* _STATED EXERCISE_:
Copy out the entries below precisely; nothing is to be omitted.

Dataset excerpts
• • • • • • •
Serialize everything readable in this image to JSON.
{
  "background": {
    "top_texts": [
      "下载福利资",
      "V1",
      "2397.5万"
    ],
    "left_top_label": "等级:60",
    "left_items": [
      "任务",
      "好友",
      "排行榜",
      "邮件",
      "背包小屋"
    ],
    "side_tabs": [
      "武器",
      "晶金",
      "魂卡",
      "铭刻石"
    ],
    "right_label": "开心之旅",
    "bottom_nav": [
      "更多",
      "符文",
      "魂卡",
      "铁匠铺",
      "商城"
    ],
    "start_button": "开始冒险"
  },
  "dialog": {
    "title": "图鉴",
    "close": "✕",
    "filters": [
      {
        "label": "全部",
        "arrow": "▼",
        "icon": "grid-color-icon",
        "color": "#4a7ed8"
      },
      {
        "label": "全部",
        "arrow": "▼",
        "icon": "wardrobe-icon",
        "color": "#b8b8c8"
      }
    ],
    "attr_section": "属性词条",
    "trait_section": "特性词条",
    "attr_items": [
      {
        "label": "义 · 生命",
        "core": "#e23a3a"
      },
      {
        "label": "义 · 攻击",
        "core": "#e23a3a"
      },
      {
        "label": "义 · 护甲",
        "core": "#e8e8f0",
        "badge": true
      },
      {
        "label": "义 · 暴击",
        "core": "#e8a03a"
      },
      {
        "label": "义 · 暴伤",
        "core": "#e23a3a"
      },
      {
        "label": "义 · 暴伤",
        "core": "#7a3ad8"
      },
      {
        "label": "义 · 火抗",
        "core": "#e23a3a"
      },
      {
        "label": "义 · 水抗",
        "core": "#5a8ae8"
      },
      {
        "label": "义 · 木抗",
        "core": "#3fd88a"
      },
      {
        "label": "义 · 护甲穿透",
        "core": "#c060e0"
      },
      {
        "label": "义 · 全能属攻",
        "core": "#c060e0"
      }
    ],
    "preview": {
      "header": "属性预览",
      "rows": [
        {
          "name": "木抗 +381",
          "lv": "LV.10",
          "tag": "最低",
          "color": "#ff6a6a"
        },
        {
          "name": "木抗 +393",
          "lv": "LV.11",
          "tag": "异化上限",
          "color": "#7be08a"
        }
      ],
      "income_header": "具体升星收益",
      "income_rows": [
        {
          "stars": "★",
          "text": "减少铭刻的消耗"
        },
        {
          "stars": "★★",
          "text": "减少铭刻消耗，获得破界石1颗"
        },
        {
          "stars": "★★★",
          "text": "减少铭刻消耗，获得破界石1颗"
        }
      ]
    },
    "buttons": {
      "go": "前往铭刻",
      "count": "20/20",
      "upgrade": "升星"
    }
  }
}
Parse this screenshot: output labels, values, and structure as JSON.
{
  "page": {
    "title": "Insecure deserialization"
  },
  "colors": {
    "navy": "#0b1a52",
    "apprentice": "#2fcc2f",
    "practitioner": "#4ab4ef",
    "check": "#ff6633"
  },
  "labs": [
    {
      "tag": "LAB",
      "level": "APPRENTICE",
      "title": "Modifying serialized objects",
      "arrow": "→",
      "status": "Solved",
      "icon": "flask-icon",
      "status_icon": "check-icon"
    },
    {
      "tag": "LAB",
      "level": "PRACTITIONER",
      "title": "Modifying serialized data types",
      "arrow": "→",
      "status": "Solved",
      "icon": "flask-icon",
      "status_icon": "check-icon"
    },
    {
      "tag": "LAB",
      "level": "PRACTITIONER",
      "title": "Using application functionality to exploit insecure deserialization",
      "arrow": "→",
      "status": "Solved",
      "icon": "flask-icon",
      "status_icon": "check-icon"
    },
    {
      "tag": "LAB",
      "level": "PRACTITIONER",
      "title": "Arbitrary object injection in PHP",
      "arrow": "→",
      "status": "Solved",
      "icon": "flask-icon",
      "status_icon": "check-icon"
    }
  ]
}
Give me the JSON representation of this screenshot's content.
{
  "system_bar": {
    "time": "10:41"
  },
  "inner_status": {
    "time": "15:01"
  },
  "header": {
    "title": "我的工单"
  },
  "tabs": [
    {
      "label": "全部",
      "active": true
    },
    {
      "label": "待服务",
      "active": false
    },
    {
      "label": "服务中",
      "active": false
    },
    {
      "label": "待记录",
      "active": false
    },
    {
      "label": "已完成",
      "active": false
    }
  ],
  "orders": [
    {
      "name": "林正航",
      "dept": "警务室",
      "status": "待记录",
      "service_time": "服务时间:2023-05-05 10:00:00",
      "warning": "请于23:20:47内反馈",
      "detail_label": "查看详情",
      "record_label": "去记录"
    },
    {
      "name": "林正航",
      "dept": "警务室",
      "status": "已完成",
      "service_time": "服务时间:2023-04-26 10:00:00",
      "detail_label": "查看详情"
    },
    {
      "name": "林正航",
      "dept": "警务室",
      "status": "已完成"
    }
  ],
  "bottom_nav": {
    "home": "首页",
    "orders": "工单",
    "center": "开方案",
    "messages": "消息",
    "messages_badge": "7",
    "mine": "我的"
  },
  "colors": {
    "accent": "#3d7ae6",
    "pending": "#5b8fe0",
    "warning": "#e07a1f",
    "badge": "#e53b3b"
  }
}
• • • • • • •
* _TASK OUTPUT_:
Serialize everything readable in this image to JSON.
{
  "background": {
    "top_texts": [
      "下载福利资",
      "V1",
      "2397.5万"
    ],
    "left_top_label": "等级:60",
    "left_items": [
      "任务",
      "好友",
      "排行榜",
      "邮件",
      "背包小屋"
    ],
    "side_tabs": [
      "武器",
      "晶金",
      "魂卡",
      "铭刻石"
    ],
    "right_label": "开心之旅",
    "bottom_nav": [
      "更多",
      "符文",
      "魂卡",
      "铁匠铺",
      "商城"
    ],
    "start_button": "开始冒险"
  },
  "dialog": {
    "title": "图鉴",
    "close": "✕",
    "filters": [
      {
        "label": "全部",
        "arrow": "▼",
        "icon": "grid-color-icon",
        "color": "#4a7ed8"
      },
      {
        "label": "全部",
        "arrow": "▼",
        "icon": "wardrobe-icon",
        "color": "#b8b8c8"
      }
    ],
    "attr_section": "属性词条",
    "trait_section": "特性词条",
    "attr_items": [
      {
        "label": "义 · 生命",
        "core": "#e23a3a"
      },
      {
        "label": "义 · 攻击",
        "core": "#e23a3a"
      },
      {
        "label": "义 · 护甲",
        "core": "#e8e8f0",
        "badge": true
      },
      {
        "label": "义 · 暴击",
        "core": "#e8a03a"
      },
      {
        "label": "义 · 暴伤",
        "core": "#e23a3a"
      },
      {
        "label": "义 · 暴伤",
        "core": "#7a3ad8"
      },
      {
        "label": "义 · 火抗",
        "core": "#e23a3a"
      },
      {
        "label": "义 · 水抗",
        "core": "#5a8ae8"
      },
      {
        "label": "义 · 木抗",
        "core": "#3fd88a"
      },
      {
        "label": "义 · 护甲穿透",
        "core": "#c060e0"
      },
      {
        "label": "义 · 全能属攻",
        "core": "#c060e0"
      }
    ],
    "preview": {
      "header": "属性预览",
      "rows": [
        {
          "name": "木抗 +381",
          "lv": "LV.10",
          "tag": "最低",
          "color": "#ff6a6a"
        },
        {
          "name": "木抗 +393",
          "lv": "LV.11",
          "tag": "异化上限",
          "color": "#7be08a"
        }
      ],
      "income_header": "具体升星收益",
      "income_rows": [
        {
          "stars": "★",
          "text": "减少铭刻的消耗"
        },
        {
          "stars": "★★",
          "text": "减少铭刻消耗，获得破界石1颗"
        },
        {
          "stars": "★★★",
          "text": "减少铭刻消耗，获得破界石1颗"
        }
      ]
    },
    "buttons": {
      "go": "前往铭刻",
      "count": "20/20",
      "upgrade": "升星"
    }
  }
}
Parse this screenshot: output labels, values, and structure as JSON.
{
  "page": {
    "title": "Insecure deserialization"
  },
  "colors": {
    "navy": "#0b1a52",
    "apprentice": "#2fcc2f",
    "practitioner": "#4ab4ef",
    "check": "#ff6633"
  },
  "labs": [
    {
      "tag": "LAB",
      "level": "APPRENTICE",
      "title": "Modifying serialized objects",
      "arrow": "→",
      "status": "Solved",
      "icon": "flask-icon",
      "status_icon": "check-icon"
    },
    {
      "tag": "LAB",
      "level": "PRACTITIONER",
      "title": "Modifying serialized data types",
      "arrow": "→",
      "status": "Solved",
      "icon": "flask-icon",
      "status_icon": "check-icon"
    },
    {
      "tag": "LAB",
      "level": "PRACTITIONER",
      "title": "Using application functionality to exploit insecure deserialization",
      "arrow": "→",
      "status": "Solved",
      "icon": "flask-icon",
      "status_icon": "check-icon"
    },
    {
      "tag": "LAB",
      "level": "PRACTITIONER",
      "title": "Arbitrary object injection in PHP",
      "arrow": "→",
      "status": "Solved",
      "icon": "flask-icon",
      "status_icon": "check-icon"
    }
  ]
}
Give me the JSON representation of this screenshot's content.
{
  "system_bar": {
    "time": "10:41"
  },
  "inner_status": {
    "time": "15:01"
  },
  "header": {
    "title": "我的工单"
  },
  "tabs": [
    {
      "label": "全部",
      "active": true
    },
    {
      "label": "待服务",
      "active": false
    },
    {
      "label": "服务中",
      "active": false
    },
    {
      "label": "待记录",
      "active": false
    },
    {
      "label": "已完成",
      "active": false
    }
  ],
  "orders": [
    {
      "name": "林正航",
      "dept": "警务室",
      "status": "待记录",
      "service_time": "服务时间:2023-05-05 10:00:00",
      "warning": "请于23:20:47内反馈",
      "detail_label": "查看详情",
      "record_label": "去记录"
    },
    {
      "name": "林正航",
      "dept": "警务室",
      "status": "已完成",
      "service_time": "服务时间:2023-04-26 10:00:00",
      "detail_label": "查看详情"
    },
    {
      "name": "林正航",
      "dept": "警务室",
      "status": "已完成"
    }
  ],
  "bottom_nav": {
    "home": "首页",
    "orders": "工单",
    "center": "开方案",
    "messages": "消息",
    "messages_badge": "7",
    "mine": "我的"
  },
  "colors": {
    "accent": "#3d7ae6",
    "pending": "#5b8fe0",
    "warning": "#e07a1f",
    "badge": "#e53b3b"
  }
}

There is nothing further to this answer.